# [GIVEN EXERCISE]
Every line below that contains "Environment" is to be copied.

Figure contents as structured data
_ _ _ _ _ _ _
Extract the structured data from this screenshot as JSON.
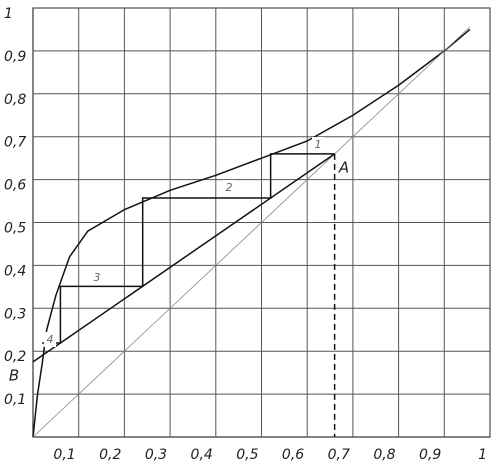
{
  "chart_data": {
    "type": "line",
    "xlim": [
      0,
      1
    ],
    "ylim": [
      0,
      1
    ],
    "grid": true,
    "xticks": [
      {
        "value": 0.1,
        "label": "0,1"
      },
      {
        "value": 0.2,
        "label": "0,2"
      },
      {
        "value": 0.3,
        "label": "0,3"
      },
      {
        "value": 0.4,
        "label": "0,4"
      },
      {
        "value": 0.5,
        "label": "0,5"
      },
      {
        "value": 0.6,
        "label": "0,6"
      },
      {
        "value": 0.7,
        "label": "0,7"
      },
      {
        "value": 0.8,
        "label": "0,8"
      },
      {
        "value": 0.9,
        "label": "0,9"
      },
      1
    ],
    "yticks": [
      {
        "value": 0.1,
        "label": "0,1"
      },
      {
        "value": 0.2,
        "label": "0,2"
      },
      {
        "value": 0.3,
        "label": "0,3"
      },
      {
        "value": 0.4,
        "label": "0,4"
      },
      {
        "value": 0.5,
        "label": "0,5"
      },
      {
        "value": 0.6,
        "label": "0,6"
      },
      {
        "value": 0.7,
        "label": "0,7"
      },
      {
        "value": 0.8,
        "label": "0,8"
      },
      {
        "value": 0.9,
        "label": "0,9"
      },
      1
    ],
    "lines": [
      {
        "color": "#111",
        "x": [
          0,
          0.01,
          0.02,
          0.03,
          0.05,
          0.08,
          0.12,
          0.2,
          0.3,
          0.4,
          0.5,
          0.6,
          0.7,
          0.8,
          0.9,
          0.956
        ],
        "y": [
          0,
          0.1,
          0.17,
          0.25,
          0.33,
          0.42,
          0.48,
          0.53,
          0.575,
          0.61,
          0.65,
          0.69,
          0.75,
          0.82,
          0.9,
          0.95
        ]
      },
      {
        "color": "#888",
        "x": [
          0,
          0.956
        ],
        "y": [
          0,
          0.956
        ]
      },
      {
        "color": "#111",
        "x": [
          0,
          0.66
        ],
        "y": [
          0.175,
          0.66
        ]
      },
      {
        "color": "#111",
        "x": [
          0.66,
          0.52,
          0.52,
          0.24,
          0.24,
          0.06,
          0.06,
          0.02
        ],
        "y": [
          0.66,
          0.66,
          0.557,
          0.557,
          0.351,
          0.351,
          0.219,
          0.219
        ]
      },
      {
        "color": "#111",
        "dashed": true,
        "x": [
          0.66,
          0.66
        ],
        "y": [
          0.66,
          0
        ]
      }
    ],
    "annotations": [
      "1",
      "2",
      "3",
      "4",
      "A",
      "B"
    ]
  }
}
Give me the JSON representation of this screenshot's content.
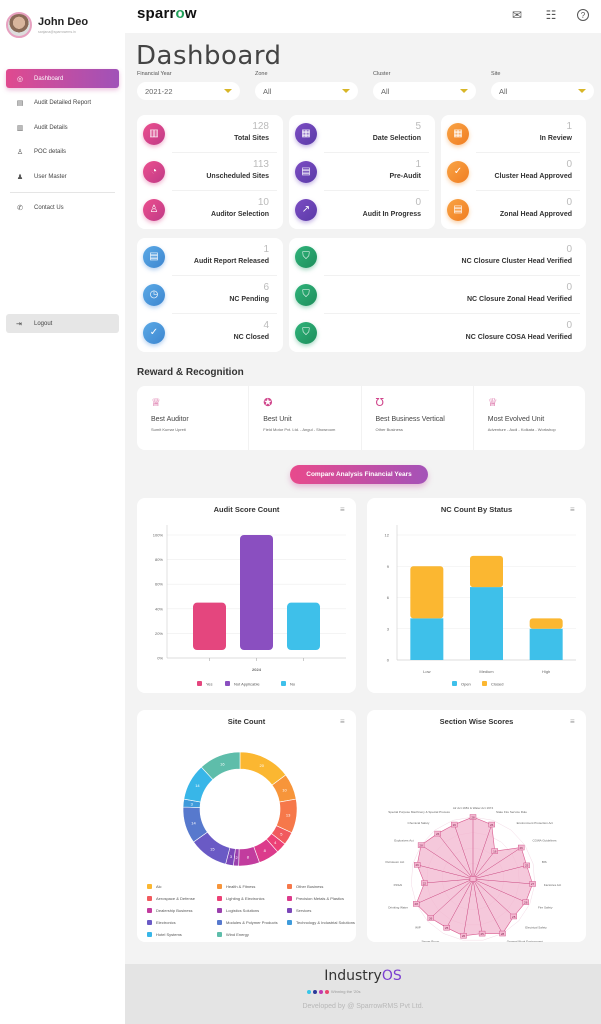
{
  "user": {
    "name": "John Deo",
    "email": "sanjana@sparrowrms.in"
  },
  "sidebar": {
    "items": [
      {
        "label": "Dashboard",
        "icon": "dashboard-icon",
        "glyph": "◎",
        "active": true
      },
      {
        "label": "Audit Detailed Report",
        "icon": "report-icon",
        "glyph": "▤"
      },
      {
        "label": "Audit Details",
        "icon": "audit-details-icon",
        "glyph": "▥"
      },
      {
        "label": "POC details",
        "icon": "poc-icon",
        "glyph": "♙"
      },
      {
        "label": "User Master",
        "icon": "user-icon",
        "glyph": "♟"
      }
    ],
    "contact": {
      "label": "Contact Us",
      "icon": "phone-icon",
      "glyph": "✆"
    },
    "logout": {
      "label": "Logout",
      "icon": "logout-icon",
      "glyph": "⇥"
    }
  },
  "header": {
    "logo_prefix": "sparr",
    "logo_o": "o",
    "logo_suffix": "w",
    "icons": [
      {
        "name": "chat-icon",
        "glyph": "💬"
      },
      {
        "name": "clipboard-icon",
        "glyph": "📋"
      },
      {
        "name": "help-icon",
        "glyph": "?"
      }
    ]
  },
  "page": {
    "title": "Dashboard"
  },
  "filters": [
    {
      "label": "Financial Year",
      "value": "2021-22"
    },
    {
      "label": "Zone",
      "value": "All"
    },
    {
      "label": "Cluster",
      "value": "All"
    },
    {
      "label": "Site",
      "value": "All"
    }
  ],
  "stats": {
    "group1": [
      {
        "value": "128",
        "label": "Total Sites",
        "color": "pink",
        "glyph": "▥"
      },
      {
        "value": "113",
        "label": "Unscheduled Sites",
        "color": "pink",
        "glyph": "◔"
      },
      {
        "value": "10",
        "label": "Auditor Selection",
        "color": "pink",
        "glyph": "♙"
      }
    ],
    "group2": [
      {
        "value": "5",
        "label": "Date Selection",
        "color": "purple",
        "glyph": "▦"
      },
      {
        "value": "1",
        "label": "Pre-Audit",
        "color": "purple",
        "glyph": "▤"
      },
      {
        "value": "0",
        "label": "Audit In Progress",
        "color": "purple",
        "glyph": "↗"
      }
    ],
    "group3": [
      {
        "value": "1",
        "label": "In Review",
        "color": "orange",
        "glyph": "▦"
      },
      {
        "value": "0",
        "label": "Cluster Head Approved",
        "color": "orange",
        "glyph": "✓"
      },
      {
        "value": "0",
        "label": "Zonal Head Approved",
        "color": "orange",
        "glyph": "▤"
      }
    ],
    "group4": [
      {
        "value": "1",
        "label": "Audit Report Released",
        "color": "blue",
        "glyph": "▤"
      },
      {
        "value": "6",
        "label": "NC Pending",
        "color": "blue",
        "glyph": "◷"
      },
      {
        "value": "4",
        "label": "NC Closed",
        "color": "blue",
        "glyph": "✓"
      }
    ],
    "group5": [
      {
        "value": "0",
        "label": "NC Closure Cluster Head Verified",
        "color": "green",
        "glyph": "⛉"
      },
      {
        "value": "0",
        "label": "NC Closure Zonal Head Verified",
        "color": "green",
        "glyph": "⛉"
      },
      {
        "value": "0",
        "label": "NC Closure COSA Head Verified",
        "color": "green",
        "glyph": "⛉"
      }
    ]
  },
  "rewards": {
    "title": "Reward & Recognition",
    "items": [
      {
        "title": "Best Auditor",
        "subtitle": "Sumit Kumar Upreti",
        "icon": "trophy-icon",
        "glyph": "🏆"
      },
      {
        "title": "Best Unit",
        "subtitle": "Field Motor Pvt. Ltd. - Angul - Showroom",
        "icon": "medal-icon",
        "glyph": "🏅"
      },
      {
        "title": "Best Business Vertical",
        "subtitle": "Other Business",
        "icon": "laurel-icon",
        "glyph": "❦"
      },
      {
        "title": "Most Evolved Unit",
        "subtitle": "Adventure - Audi - Kolkata - Workshop",
        "icon": "cup-icon",
        "glyph": "🏆"
      }
    ]
  },
  "compare_button": "Compare Analysis Financial Years",
  "chart_data": [
    {
      "type": "bar",
      "title": "Audit Score Count",
      "categories": [
        "2024"
      ],
      "series": [
        {
          "name": "Yes",
          "values": [
            45
          ],
          "color": "#e4467e"
        },
        {
          "name": "Not Applicable",
          "values": [
            100
          ],
          "color": "#8a4fc0"
        },
        {
          "name": "No",
          "values": [
            45
          ],
          "color": "#3ec0ea"
        }
      ],
      "yticks": [
        "0%",
        "20%",
        "40%",
        "60%",
        "80%",
        "100%"
      ],
      "ylim": [
        0,
        100
      ],
      "legend": "bottom"
    },
    {
      "type": "bar",
      "stacked": true,
      "title": "NC Count By Status",
      "categories": [
        "Low",
        "Medium",
        "High"
      ],
      "series": [
        {
          "name": "Open",
          "values": [
            4,
            7,
            3
          ],
          "color": "#3ec0ea"
        },
        {
          "name": "Closed",
          "values": [
            5,
            3,
            1
          ],
          "color": "#fbb731"
        }
      ],
      "yticks": [
        "0",
        "3",
        "6",
        "9",
        "12"
      ],
      "ylim": [
        0,
        12
      ],
      "legend": "bottom"
    },
    {
      "type": "pie",
      "donut": true,
      "title": "Site Count",
      "slices": [
        {
          "label": "Alc",
          "value": 20,
          "color": "#fbb731"
        },
        {
          "label": "Health & Fitness",
          "value": 10,
          "color": "#f7953a"
        },
        {
          "label": "Other Business",
          "value": 13,
          "color": "#f6784a"
        },
        {
          "label": "Aerospace & Defense",
          "value": 5,
          "color": "#f15a5e"
        },
        {
          "label": "Lighting & Electronics",
          "value": 4,
          "color": "#ec4176"
        },
        {
          "label": "Precision Metals & Plastics",
          "value": 8,
          "color": "#dc3b8c"
        },
        {
          "label": "Dealership Business",
          "value": 8,
          "color": "#c23c9e"
        },
        {
          "label": "Logistics Solutions",
          "value": 2,
          "color": "#9a40ad"
        },
        {
          "label": "Services",
          "value": 3,
          "color": "#7b47b8"
        },
        {
          "label": "Electronics",
          "value": 15,
          "color": "#6a5ac5"
        },
        {
          "label": "Modules & Polymer Products",
          "value": 14,
          "color": "#5779cd"
        },
        {
          "label": "Technology & Industrial Solutions",
          "value": 3,
          "color": "#3f9bdb"
        },
        {
          "label": "Hotel Systems",
          "value": 14,
          "color": "#38b6e8"
        },
        {
          "label": "Wind Energy",
          "value": 16,
          "color": "#5ebdaa"
        }
      ],
      "legend": "bottom"
    },
    {
      "type": "radar",
      "title": "Section Wise Scores",
      "axes": [
        "Air Act 1981 & Water Act 1974",
        "State Fire Service Rule",
        "Environment Protection Act",
        "CGWA Guidelines",
        "BIS",
        "Factories Act",
        "Fire Safety",
        "Electrical Safety",
        "General Work Environment",
        "Training",
        "Work Permit",
        "Server Room",
        "WIP",
        "Drinking Water",
        "FSSAI",
        "Petroleum Act",
        "Explosives Act",
        "Chemical Safety",
        "Special Purpose Machinery & Special Process"
      ],
      "values": [
        28,
        26,
        16,
        26,
        25,
        27,
        26,
        25,
        28,
        25,
        26,
        25,
        26,
        28,
        22,
        26,
        28,
        26,
        26
      ],
      "rmax": 28,
      "color": "#e0608f"
    }
  ],
  "footer": {
    "brand": "Industry",
    "brand_os": "OS",
    "tagline": "Winning the '20s",
    "developed_by": "Developed by @ SparrowRMS Pvt Ltd."
  }
}
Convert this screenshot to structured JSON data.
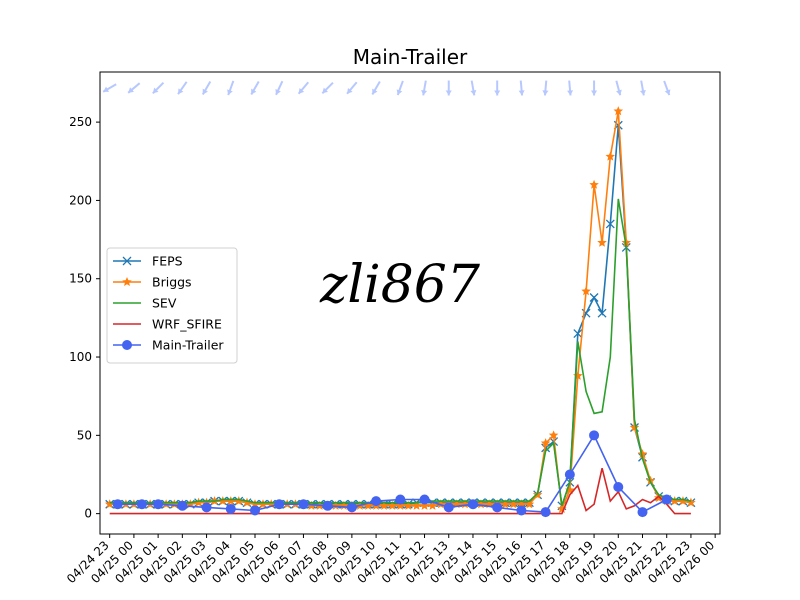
{
  "chart_data": {
    "type": "line",
    "title": "Main-Trailer",
    "xlabel": "",
    "ylabel": "",
    "ylim": [
      -13,
      282
    ],
    "yticks": [
      0,
      50,
      100,
      150,
      200,
      250
    ],
    "xlim": [
      -0.4,
      25.2
    ],
    "xtick_positions": [
      0,
      1,
      2,
      3,
      4,
      5,
      6,
      7,
      8,
      9,
      10,
      11,
      12,
      13,
      14,
      15,
      16,
      17,
      18,
      19,
      20,
      21,
      22,
      23,
      24,
      25
    ],
    "xtick_labels": [
      "04/24 23",
      "04/25 00",
      "04/25 01",
      "04/25 02",
      "04/25 03",
      "04/25 04",
      "04/25 05",
      "04/25 06",
      "04/25 07",
      "04/25 08",
      "04/25 09",
      "04/25 10",
      "04/25 11",
      "04/25 12",
      "04/25 13",
      "04/25 14",
      "04/25 15",
      "04/25 16",
      "04/25 17",
      "04/25 18",
      "04/25 19",
      "04/25 20",
      "04/25 21",
      "04/25 22",
      "04/25 23",
      "04/26 00"
    ],
    "grid": false,
    "legend_position": "center-left",
    "x": [
      0,
      0.33,
      0.67,
      1,
      1.33,
      1.67,
      2,
      2.33,
      2.67,
      3,
      3.33,
      3.67,
      4,
      4.33,
      4.67,
      5,
      5.33,
      5.67,
      6,
      6.33,
      6.67,
      7,
      7.33,
      7.67,
      8,
      8.33,
      8.67,
      9,
      9.33,
      9.67,
      10,
      10.33,
      10.67,
      11,
      11.33,
      11.67,
      12,
      12.33,
      12.67,
      13,
      13.33,
      13.67,
      14,
      14.33,
      14.67,
      15,
      15.33,
      15.67,
      16,
      16.33,
      16.67,
      17,
      17.33,
      17.67,
      18,
      18.33,
      18.67,
      19,
      19.33,
      19.67,
      20,
      20.33,
      20.67,
      21,
      21.33,
      21.67,
      22,
      22.33,
      22.67,
      23,
      23.33,
      23.67,
      24
    ],
    "series": [
      {
        "name": "FEPS",
        "color": "#1f77b4",
        "marker": "x",
        "values": [
          6,
          6,
          6,
          6,
          6,
          6,
          6,
          6,
          6,
          6,
          6,
          7,
          7,
          8,
          8,
          8,
          8,
          7,
          6,
          6,
          6,
          6,
          6,
          6,
          6,
          6,
          6,
          6,
          6,
          6,
          6,
          6,
          6,
          6,
          6,
          6,
          6,
          6,
          7,
          7,
          7,
          7,
          7,
          7,
          7,
          7,
          7,
          7,
          7,
          7,
          7,
          7,
          7,
          12,
          42,
          46,
          5,
          20,
          115,
          128,
          138,
          128,
          185,
          248,
          170,
          55,
          36,
          20,
          11,
          9,
          8,
          8,
          7
        ]
      },
      {
        "name": "Briggs",
        "color": "#ff7f0e",
        "marker": "star",
        "values": [
          6,
          6,
          6,
          6,
          6,
          6,
          6,
          6,
          6,
          6,
          6,
          7,
          7,
          8,
          8,
          8,
          8,
          7,
          6,
          6,
          6,
          6,
          6,
          6,
          6,
          5,
          5,
          5,
          5,
          5,
          5,
          5,
          5,
          5,
          5,
          5,
          5,
          5,
          5,
          5,
          5,
          6,
          6,
          6,
          6,
          6,
          6,
          6,
          6,
          6,
          6,
          6,
          6,
          12,
          45,
          50,
          3,
          15,
          88,
          142,
          210,
          173,
          228,
          257,
          173,
          55,
          38,
          21,
          10,
          8,
          8,
          8,
          7
        ]
      },
      {
        "name": "SEV",
        "color": "#2ca02c",
        "marker": "none",
        "values": [
          7,
          7,
          7,
          7,
          7,
          7,
          7,
          7,
          7,
          7,
          7,
          8,
          8,
          8,
          9,
          9,
          9,
          8,
          7,
          7,
          7,
          7,
          7,
          7,
          7,
          7,
          7,
          7,
          7,
          7,
          7,
          7,
          7,
          7,
          7,
          7,
          7,
          7,
          7,
          8,
          8,
          8,
          8,
          8,
          8,
          8,
          8,
          8,
          8,
          8,
          8,
          8,
          8,
          13,
          40,
          45,
          5,
          20,
          110,
          78,
          64,
          65,
          100,
          201,
          170,
          60,
          35,
          20,
          12,
          10,
          9,
          9,
          8
        ]
      },
      {
        "name": "WRF_SFIRE",
        "color": "#d62728",
        "marker": "none",
        "values": [
          0,
          0,
          0,
          0,
          0,
          0,
          0,
          0,
          0,
          0,
          0,
          0,
          0,
          0,
          0,
          0,
          0,
          0,
          0,
          0,
          0,
          0,
          0,
          0,
          0,
          0,
          0,
          0,
          0,
          0,
          0,
          0,
          0,
          0,
          0,
          0,
          0,
          0,
          0,
          0,
          0,
          0,
          0,
          0,
          0,
          0,
          0,
          0,
          0,
          0,
          0,
          0,
          0,
          0,
          0,
          0,
          0,
          12,
          18,
          2,
          6,
          29,
          8,
          14,
          3,
          5,
          9,
          7,
          11,
          6,
          0,
          0,
          0
        ]
      },
      {
        "name": "Main-Trailer",
        "color": "#4363f0",
        "marker": "circle",
        "values": [
          null,
          6,
          null,
          null,
          6,
          null,
          6,
          null,
          null,
          5,
          null,
          null,
          4,
          null,
          null,
          3,
          null,
          null,
          2,
          null,
          null,
          6,
          null,
          null,
          6,
          null,
          null,
          5,
          null,
          null,
          4,
          null,
          null,
          8,
          null,
          null,
          9,
          null,
          null,
          9,
          null,
          null,
          4,
          null,
          null,
          6,
          null,
          null,
          4,
          null,
          null,
          2,
          null,
          null,
          1,
          null,
          null,
          25,
          null,
          null,
          50,
          null,
          null,
          17,
          null,
          null,
          1,
          null,
          null,
          9,
          null,
          null,
          null
        ]
      }
    ],
    "wind_arrows": {
      "color": "#b7c8ff",
      "hours": [
        0,
        1,
        2,
        3,
        4,
        5,
        6,
        7,
        8,
        9,
        10,
        11,
        12,
        13,
        14,
        15,
        16,
        17,
        18,
        19,
        20,
        21,
        22,
        23
      ],
      "directions_deg": [
        210,
        220,
        225,
        235,
        240,
        250,
        240,
        245,
        230,
        225,
        230,
        240,
        250,
        260,
        270,
        280,
        270,
        275,
        265,
        275,
        270,
        285,
        280,
        290
      ]
    }
  },
  "watermark": {
    "text": "zli867"
  }
}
_ _ _ _ _ _ _
# [RESPONSE TO THIS TASK]
        "Environment Protection Act",
        "General Work Environment",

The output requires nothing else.